Entries from a dataset

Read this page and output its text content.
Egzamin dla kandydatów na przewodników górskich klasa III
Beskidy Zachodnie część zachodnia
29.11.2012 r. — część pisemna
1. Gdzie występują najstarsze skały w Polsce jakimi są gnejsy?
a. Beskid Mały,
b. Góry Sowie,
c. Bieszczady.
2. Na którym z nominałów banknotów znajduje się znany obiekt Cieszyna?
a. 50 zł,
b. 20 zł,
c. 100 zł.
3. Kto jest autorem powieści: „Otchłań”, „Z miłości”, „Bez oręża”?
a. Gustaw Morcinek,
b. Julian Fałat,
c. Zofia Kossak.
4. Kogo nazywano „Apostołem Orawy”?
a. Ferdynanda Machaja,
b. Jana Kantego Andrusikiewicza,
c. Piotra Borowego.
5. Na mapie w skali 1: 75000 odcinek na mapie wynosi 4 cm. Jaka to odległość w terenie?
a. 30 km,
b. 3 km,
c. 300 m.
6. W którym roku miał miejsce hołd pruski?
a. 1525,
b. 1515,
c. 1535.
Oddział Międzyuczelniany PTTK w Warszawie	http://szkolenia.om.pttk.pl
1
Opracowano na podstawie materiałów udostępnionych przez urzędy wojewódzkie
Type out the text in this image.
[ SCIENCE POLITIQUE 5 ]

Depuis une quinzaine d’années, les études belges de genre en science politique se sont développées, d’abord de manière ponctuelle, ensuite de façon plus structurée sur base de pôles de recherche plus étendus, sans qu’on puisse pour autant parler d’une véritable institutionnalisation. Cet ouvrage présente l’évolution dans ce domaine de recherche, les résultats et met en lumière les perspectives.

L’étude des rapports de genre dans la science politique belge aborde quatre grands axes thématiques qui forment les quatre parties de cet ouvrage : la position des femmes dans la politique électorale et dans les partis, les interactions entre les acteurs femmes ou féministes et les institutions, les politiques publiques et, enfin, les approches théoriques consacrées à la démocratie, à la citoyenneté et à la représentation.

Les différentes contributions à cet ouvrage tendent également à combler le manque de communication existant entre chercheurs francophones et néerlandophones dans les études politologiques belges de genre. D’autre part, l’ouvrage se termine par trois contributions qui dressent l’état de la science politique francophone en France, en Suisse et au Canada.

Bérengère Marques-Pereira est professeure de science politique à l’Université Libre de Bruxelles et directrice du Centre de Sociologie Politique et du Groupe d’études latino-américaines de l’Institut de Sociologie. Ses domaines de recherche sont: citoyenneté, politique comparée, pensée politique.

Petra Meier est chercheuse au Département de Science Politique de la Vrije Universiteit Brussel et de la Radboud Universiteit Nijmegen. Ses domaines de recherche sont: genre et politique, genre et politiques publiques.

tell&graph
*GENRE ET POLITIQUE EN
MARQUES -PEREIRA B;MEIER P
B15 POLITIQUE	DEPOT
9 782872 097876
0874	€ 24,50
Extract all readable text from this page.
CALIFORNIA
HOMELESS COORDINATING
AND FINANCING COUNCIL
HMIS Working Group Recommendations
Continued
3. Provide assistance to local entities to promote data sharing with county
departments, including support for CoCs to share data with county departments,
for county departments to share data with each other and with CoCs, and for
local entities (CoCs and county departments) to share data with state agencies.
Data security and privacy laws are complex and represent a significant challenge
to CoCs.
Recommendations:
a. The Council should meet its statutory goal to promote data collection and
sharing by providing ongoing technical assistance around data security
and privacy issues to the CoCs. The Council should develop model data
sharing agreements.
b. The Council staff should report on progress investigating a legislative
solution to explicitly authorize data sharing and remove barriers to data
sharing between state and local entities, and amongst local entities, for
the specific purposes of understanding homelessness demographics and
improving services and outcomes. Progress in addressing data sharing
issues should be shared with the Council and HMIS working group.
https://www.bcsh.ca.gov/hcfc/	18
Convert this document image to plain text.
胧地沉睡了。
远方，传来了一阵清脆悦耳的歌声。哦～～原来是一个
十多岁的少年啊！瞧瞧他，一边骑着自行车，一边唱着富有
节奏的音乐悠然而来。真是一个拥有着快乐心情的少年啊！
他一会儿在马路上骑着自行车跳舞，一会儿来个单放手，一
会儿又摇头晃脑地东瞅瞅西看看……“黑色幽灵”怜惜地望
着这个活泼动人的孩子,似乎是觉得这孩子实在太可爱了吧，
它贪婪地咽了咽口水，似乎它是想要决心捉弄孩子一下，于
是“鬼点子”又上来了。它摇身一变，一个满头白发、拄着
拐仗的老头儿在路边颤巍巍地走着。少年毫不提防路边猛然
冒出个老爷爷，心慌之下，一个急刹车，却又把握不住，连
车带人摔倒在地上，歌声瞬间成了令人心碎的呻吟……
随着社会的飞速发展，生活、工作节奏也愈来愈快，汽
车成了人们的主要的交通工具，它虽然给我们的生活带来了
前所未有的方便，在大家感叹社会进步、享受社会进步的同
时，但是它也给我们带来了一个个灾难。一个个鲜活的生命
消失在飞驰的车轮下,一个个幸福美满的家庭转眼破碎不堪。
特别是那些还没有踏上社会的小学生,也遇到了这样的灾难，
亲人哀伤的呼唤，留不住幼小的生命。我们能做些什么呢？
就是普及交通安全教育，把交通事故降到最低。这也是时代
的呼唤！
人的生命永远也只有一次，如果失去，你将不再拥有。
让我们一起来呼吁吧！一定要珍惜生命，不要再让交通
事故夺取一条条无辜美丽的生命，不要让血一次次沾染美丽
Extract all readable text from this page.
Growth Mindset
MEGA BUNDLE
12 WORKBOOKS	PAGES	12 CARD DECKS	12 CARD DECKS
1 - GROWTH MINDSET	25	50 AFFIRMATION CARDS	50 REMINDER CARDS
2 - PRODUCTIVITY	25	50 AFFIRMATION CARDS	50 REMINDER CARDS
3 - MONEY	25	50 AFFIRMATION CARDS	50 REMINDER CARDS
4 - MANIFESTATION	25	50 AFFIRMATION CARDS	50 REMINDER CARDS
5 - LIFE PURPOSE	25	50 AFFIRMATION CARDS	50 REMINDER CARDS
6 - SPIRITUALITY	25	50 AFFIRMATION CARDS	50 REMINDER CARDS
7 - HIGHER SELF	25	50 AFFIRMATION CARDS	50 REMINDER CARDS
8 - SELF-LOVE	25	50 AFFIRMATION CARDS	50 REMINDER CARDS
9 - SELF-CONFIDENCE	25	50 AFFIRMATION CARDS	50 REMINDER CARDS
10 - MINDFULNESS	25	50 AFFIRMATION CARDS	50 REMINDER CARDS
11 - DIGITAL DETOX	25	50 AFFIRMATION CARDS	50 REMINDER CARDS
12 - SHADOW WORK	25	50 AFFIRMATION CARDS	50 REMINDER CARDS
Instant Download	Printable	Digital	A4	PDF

# PROBLEM TO SOLVE
Return every line above that contains the word "publiques".

# WORKED ANSWER
L’étude des rapports de genre dans la science politique belge aborde quatre grands axes thématiques qui forment les quatre parties de cet ouvrage : la position des femmes dans la politique électorale et dans les partis, les interactions entre les acteurs femmes ou féministes et les institutions, les politiques publiques et, enfin, les approches théoriques consacrées à la démocratie, à la citoyenneté et à la représentation.
Petra Meier est chercheuse au Département de Science Politique de la Vrije Universiteit Brussel et de la Radboud Universiteit Nijmegen. Ses domaines de recherche sont: genre et politique, genre et politiques publiques.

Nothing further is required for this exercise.